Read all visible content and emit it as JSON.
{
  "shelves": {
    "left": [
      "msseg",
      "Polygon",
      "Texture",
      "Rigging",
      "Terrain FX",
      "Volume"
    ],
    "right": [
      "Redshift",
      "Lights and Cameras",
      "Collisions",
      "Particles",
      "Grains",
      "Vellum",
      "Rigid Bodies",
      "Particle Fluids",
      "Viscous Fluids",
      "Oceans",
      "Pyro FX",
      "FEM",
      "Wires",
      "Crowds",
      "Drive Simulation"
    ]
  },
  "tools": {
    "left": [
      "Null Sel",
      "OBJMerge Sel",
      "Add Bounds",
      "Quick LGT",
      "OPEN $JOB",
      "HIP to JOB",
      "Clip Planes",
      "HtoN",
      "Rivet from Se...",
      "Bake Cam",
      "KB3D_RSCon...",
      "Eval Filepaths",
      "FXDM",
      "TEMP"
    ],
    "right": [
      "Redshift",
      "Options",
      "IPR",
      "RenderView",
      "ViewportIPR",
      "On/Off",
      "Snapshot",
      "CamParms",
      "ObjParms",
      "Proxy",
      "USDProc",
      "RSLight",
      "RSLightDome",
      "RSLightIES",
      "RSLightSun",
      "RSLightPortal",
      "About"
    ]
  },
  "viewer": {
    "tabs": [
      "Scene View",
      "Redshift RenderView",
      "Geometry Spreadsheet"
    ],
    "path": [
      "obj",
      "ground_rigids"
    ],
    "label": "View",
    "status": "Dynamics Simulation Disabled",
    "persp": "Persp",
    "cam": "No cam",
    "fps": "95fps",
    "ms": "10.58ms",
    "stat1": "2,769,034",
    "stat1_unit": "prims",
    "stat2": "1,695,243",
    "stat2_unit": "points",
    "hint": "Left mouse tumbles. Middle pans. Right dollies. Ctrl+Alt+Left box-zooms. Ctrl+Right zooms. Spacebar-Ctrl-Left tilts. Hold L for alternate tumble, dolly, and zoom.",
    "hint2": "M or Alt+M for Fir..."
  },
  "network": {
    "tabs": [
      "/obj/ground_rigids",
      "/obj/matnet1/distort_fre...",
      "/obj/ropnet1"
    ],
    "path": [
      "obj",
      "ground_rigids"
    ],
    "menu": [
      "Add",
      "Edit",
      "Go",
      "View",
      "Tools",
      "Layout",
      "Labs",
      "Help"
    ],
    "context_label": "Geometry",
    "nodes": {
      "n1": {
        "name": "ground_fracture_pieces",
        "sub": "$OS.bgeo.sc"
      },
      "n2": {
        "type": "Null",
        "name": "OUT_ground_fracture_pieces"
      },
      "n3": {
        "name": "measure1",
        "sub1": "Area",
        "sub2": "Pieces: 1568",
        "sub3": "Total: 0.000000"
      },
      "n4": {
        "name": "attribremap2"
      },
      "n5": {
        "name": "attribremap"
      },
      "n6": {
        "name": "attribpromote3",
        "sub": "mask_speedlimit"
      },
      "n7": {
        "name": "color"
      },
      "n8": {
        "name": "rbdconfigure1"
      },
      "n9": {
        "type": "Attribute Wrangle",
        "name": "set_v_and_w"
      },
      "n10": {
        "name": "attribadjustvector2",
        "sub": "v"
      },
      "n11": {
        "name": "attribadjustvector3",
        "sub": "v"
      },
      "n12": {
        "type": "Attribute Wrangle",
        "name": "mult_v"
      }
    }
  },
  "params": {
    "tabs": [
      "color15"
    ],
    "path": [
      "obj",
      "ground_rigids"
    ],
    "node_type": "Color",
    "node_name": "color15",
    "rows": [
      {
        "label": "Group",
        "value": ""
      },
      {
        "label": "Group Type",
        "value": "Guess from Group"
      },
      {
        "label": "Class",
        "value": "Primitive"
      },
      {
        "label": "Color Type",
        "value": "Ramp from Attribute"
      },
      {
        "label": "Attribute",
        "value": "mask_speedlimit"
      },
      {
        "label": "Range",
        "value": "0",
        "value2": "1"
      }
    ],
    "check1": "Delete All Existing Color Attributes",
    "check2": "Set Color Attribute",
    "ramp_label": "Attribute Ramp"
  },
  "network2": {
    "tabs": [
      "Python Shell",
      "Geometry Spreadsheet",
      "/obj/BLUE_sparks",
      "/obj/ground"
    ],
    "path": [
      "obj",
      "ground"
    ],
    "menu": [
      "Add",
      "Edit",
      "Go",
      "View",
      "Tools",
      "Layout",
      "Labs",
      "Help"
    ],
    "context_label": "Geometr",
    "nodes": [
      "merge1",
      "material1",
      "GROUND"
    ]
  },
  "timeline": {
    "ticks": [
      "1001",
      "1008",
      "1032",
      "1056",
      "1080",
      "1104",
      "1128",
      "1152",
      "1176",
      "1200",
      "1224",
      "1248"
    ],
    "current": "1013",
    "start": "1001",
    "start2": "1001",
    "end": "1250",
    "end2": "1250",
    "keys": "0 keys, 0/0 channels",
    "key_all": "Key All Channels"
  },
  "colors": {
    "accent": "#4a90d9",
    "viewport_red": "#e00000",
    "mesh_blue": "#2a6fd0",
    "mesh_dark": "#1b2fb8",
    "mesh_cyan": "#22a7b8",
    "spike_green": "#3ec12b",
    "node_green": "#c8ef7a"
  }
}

☆ ☆ ☆ ☆ ☆

Answer only with how many lines in the records include "Ramp".

2